Chart and figure data
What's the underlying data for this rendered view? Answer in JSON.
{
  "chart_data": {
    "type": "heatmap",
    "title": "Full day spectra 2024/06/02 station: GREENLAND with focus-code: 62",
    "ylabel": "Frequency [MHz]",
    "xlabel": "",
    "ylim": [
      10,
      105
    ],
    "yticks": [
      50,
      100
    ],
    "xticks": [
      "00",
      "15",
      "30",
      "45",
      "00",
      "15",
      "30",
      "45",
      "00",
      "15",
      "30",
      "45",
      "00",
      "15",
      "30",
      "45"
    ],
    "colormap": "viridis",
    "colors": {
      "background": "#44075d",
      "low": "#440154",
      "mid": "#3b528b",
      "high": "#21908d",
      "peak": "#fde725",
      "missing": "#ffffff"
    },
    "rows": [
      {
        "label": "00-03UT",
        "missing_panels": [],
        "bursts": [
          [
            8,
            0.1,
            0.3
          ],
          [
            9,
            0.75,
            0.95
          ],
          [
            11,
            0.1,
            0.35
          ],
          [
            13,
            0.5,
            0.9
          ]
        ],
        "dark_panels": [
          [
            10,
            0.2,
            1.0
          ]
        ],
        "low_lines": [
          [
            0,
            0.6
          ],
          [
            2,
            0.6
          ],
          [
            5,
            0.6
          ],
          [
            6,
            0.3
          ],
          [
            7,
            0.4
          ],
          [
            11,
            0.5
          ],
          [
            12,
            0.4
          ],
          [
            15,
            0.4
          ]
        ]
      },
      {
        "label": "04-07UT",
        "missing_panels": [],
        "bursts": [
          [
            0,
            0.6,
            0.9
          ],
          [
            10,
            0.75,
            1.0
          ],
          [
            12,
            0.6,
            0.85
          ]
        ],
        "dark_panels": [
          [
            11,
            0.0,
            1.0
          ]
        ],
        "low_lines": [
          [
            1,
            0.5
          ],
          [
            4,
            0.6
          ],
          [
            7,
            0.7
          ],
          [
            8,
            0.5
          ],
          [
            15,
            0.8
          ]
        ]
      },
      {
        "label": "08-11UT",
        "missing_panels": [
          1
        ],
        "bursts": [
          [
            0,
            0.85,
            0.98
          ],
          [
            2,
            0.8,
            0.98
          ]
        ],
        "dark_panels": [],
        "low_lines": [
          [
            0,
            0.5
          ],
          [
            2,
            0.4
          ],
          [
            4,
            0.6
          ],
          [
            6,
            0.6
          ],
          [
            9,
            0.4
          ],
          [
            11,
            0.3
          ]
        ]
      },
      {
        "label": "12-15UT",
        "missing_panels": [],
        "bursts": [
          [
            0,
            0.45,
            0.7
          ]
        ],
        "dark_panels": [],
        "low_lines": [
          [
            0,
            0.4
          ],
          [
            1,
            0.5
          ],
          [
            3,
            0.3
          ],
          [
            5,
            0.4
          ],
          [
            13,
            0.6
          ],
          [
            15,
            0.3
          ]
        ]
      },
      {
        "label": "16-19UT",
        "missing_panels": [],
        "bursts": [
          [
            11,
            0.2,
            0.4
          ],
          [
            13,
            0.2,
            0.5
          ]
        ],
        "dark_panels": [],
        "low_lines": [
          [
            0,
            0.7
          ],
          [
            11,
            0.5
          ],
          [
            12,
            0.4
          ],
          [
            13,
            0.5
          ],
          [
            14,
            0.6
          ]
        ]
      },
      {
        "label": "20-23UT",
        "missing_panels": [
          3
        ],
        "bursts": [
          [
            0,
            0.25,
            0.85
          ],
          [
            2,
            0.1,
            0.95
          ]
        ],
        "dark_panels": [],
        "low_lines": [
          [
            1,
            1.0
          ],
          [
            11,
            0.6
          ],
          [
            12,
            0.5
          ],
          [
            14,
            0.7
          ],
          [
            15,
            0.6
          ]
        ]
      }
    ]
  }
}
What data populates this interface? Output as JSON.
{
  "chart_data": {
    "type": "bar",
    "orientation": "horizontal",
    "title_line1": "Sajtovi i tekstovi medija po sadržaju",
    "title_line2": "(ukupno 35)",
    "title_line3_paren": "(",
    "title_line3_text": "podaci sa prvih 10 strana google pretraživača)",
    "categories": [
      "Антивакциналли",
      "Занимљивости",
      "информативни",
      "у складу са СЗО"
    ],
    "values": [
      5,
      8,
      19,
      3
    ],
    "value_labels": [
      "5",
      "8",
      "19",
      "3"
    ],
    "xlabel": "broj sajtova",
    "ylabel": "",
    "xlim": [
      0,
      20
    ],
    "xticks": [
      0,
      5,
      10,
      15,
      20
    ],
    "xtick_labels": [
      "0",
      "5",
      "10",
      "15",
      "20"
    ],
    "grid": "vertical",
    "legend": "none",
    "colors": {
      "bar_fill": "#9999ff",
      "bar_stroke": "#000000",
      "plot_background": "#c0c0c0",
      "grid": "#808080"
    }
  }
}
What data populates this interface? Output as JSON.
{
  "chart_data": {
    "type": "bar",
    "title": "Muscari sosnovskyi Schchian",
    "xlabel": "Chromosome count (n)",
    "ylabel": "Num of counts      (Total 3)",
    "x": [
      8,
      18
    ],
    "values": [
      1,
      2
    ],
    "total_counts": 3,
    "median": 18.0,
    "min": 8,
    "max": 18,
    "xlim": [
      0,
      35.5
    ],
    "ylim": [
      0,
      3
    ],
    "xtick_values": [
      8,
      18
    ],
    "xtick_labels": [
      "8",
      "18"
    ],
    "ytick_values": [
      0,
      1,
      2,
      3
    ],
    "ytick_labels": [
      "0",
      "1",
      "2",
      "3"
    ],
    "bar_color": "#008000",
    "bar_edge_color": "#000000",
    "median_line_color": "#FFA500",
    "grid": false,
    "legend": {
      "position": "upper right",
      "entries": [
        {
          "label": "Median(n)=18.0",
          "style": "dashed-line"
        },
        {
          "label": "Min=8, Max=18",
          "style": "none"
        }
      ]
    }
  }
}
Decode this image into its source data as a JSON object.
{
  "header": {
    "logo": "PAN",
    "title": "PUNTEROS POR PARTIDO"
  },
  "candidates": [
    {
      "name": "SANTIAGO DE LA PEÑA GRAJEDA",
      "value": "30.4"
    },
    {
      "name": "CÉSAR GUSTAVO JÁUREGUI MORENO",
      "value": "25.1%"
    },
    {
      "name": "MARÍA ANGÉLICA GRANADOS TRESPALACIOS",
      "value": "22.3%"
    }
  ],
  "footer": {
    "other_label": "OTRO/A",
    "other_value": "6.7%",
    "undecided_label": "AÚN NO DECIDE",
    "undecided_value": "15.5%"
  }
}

**Aim:** Write the complete data out, exactly as above.

**In response:**
What's the underlying data for this rendered view? Answer in JSON.
{
  "chart_data": {
    "type": "heatmap",
    "title": "Full day spectra 2024/06/02 station: GREENLAND with focus-code: 62",
    "ylabel": "Frequency [MHz]",
    "xlabel": "",
    "ylim": [
      10,
      105
    ],
    "yticks": [
      50,
      100
    ],
    "xticks": [
      "00",
      "15",
      "30",
      "45",
      "00",
      "15",
      "30",
      "45",
      "00",
      "15",
      "30",
      "45",
      "00",
      "15",
      "30",
      "45"
    ],
    "colormap": "viridis",
    "colors": {
      "background": "#44075d",
      "low": "#440154",
      "mid": "#3b528b",
      "high": "#21908d",
      "peak": "#fde725",
      "missing": "#ffffff"
    },
    "rows": [
      {
        "label": "00-03UT",
        "missing_panels": [],
        "bursts": [
          [
            8,
            0.1,
            0.3
          ],
          [
            9,
            0.75,
            0.95
          ],
          [
            11,
            0.1,
            0.35
          ],
          [
            13,
            0.5,
            0.9
          ]
        ],
        "dark_panels": [
          [
            10,
            0.2,
            1.0
          ]
        ],
        "low_lines": [
          [
            0,
            0.6
          ],
          [
            2,
            0.6
          ],
          [
            5,
            0.6
          ],
          [
            6,
            0.3
          ],
          [
            7,
            0.4
          ],
          [
            11,
            0.5
          ],
          [
            12,
            0.4
          ],
          [
            15,
            0.4
          ]
        ]
      },
      {
        "label": "04-07UT",
        "missing_panels": [],
        "bursts": [
          [
            0,
            0.6,
            0.9
          ],
          [
            10,
            0.75,
            1.0
          ],
          [
            12,
            0.6,
            0.85
          ]
        ],
        "dark_panels": [
          [
            11,
            0.0,
            1.0
          ]
        ],
        "low_lines": [
          [
            1,
            0.5
          ],
          [
            4,
            0.6
          ],
          [
            7,
            0.7
          ],
          [
            8,
            0.5
          ],
          [
            15,
            0.8
          ]
        ]
      },
      {
        "label": "08-11UT",
        "missing_panels": [
          1
        ],
        "bursts": [
          [
            0,
            0.85,
            0.98
          ],
          [
            2,
            0.8,
            0.98
          ]
        ],
        "dark_panels": [],
        "low_lines": [
          [
            0,
            0.5
          ],
          [
            2,
            0.4
          ],
          [
            4,
            0.6
          ],
          [
            6,
            0.6
          ],
          [
            9,
            0.4
          ],
          [
            11,
            0.3
          ]
        ]
      },
      {
        "label": "12-15UT",
        "missing_panels": [],
        "bursts": [
          [
            0,
            0.45,
            0.7
          ]
        ],
        "dark_panels": [],
        "low_lines": [
          [
            0,
            0.4
          ],
          [
            1,
            0.5
          ],
          [
            3,
            0.3
          ],
          [
            5,
            0.4
          ],
          [
            13,
            0.6
          ],
          [
            15,
            0.3
          ]
        ]
      },
      {
        "label": "16-19UT",
        "missing_panels": [],
        "bursts": [
          [
            11,
            0.2,
            0.4
          ],
          [
            13,
            0.2,
            0.5
          ]
        ],
        "dark_panels": [],
        "low_lines": [
          [
            0,
            0.7
          ],
          [
            11,
            0.5
          ],
          [
            12,
            0.4
          ],
          [
            13,
            0.5
          ],
          [
            14,
            0.6
          ]
        ]
      },
      {
        "label": "20-23UT",
        "missing_panels": [
          3
        ],
        "bursts": [
          [
            0,
            0.25,
            0.85
          ],
          [
            2,
            0.1,
            0.95
          ]
        ],
        "dark_panels": [],
        "low_lines": [
          [
            1,
            1.0
          ],
          [
            11,
            0.6
          ],
          [
            12,
            0.5
          ],
          [
            14,
            0.7
          ],
          [
            15,
            0.6
          ]
        ]
      }
    ]
  }
}
What data populates this interface? Output as JSON.
{
  "chart_data": {
    "type": "bar",
    "orientation": "horizontal",
    "title_line1": "Sajtovi i tekstovi medija po sadržaju",
    "title_line2": "(ukupno 35)",
    "title_line3_paren": "(",
    "title_line3_text": "podaci sa prvih 10 strana google pretraživača)",
    "categories": [
      "Антивакциналли",
      "Занимљивости",
      "информативни",
      "у складу са СЗО"
    ],
    "values": [
      5,
      8,
      19,
      3
    ],
    "value_labels": [
      "5",
      "8",
      "19",
      "3"
    ],
    "xlabel": "broj sajtova",
    "ylabel": "",
    "xlim": [
      0,
      20
    ],
    "xticks": [
      0,
      5,
      10,
      15,
      20
    ],
    "xtick_labels": [
      "0",
      "5",
      "10",
      "15",
      "20"
    ],
    "grid": "vertical",
    "legend": "none",
    "colors": {
      "bar_fill": "#9999ff",
      "bar_stroke": "#000000",
      "plot_background": "#c0c0c0",
      "grid": "#808080"
    }
  }
}
What data populates this interface? Output as JSON.
{
  "chart_data": {
    "type": "bar",
    "title": "Muscari sosnovskyi Schchian",
    "xlabel": "Chromosome count (n)",
    "ylabel": "Num of counts      (Total 3)",
    "x": [
      8,
      18
    ],
    "values": [
      1,
      2
    ],
    "total_counts": 3,
    "median": 18.0,
    "min": 8,
    "max": 18,
    "xlim": [
      0,
      35.5
    ],
    "ylim": [
      0,
      3
    ],
    "xtick_values": [
      8,
      18
    ],
    "xtick_labels": [
      "8",
      "18"
    ],
    "ytick_values": [
      0,
      1,
      2,
      3
    ],
    "ytick_labels": [
      "0",
      "1",
      "2",
      "3"
    ],
    "bar_color": "#008000",
    "bar_edge_color": "#000000",
    "median_line_color": "#FFA500",
    "grid": false,
    "legend": {
      "position": "upper right",
      "entries": [
        {
          "label": "Median(n)=18.0",
          "style": "dashed-line"
        },
        {
          "label": "Min=8, Max=18",
          "style": "none"
        }
      ]
    }
  }
}
Decode this image into its source data as a JSON object.
{
  "header": {
    "logo": "PAN",
    "title": "PUNTEROS POR PARTIDO"
  },
  "candidates": [
    {
      "name": "SANTIAGO DE LA PEÑA GRAJEDA",
      "value": "30.4"
    },
    {
      "name": "CÉSAR GUSTAVO JÁUREGUI MORENO",
      "value": "25.1%"
    },
    {
      "name": "MARÍA ANGÉLICA GRANADOS TRESPALACIOS",
      "value": "22.3%"
    }
  ],
  "footer": {
    "other_label": "OTRO/A",
    "other_value": "6.7%",
    "undecided_label": "AÚN NO DECIDE",
    "undecided_value": "15.5%"
  }
}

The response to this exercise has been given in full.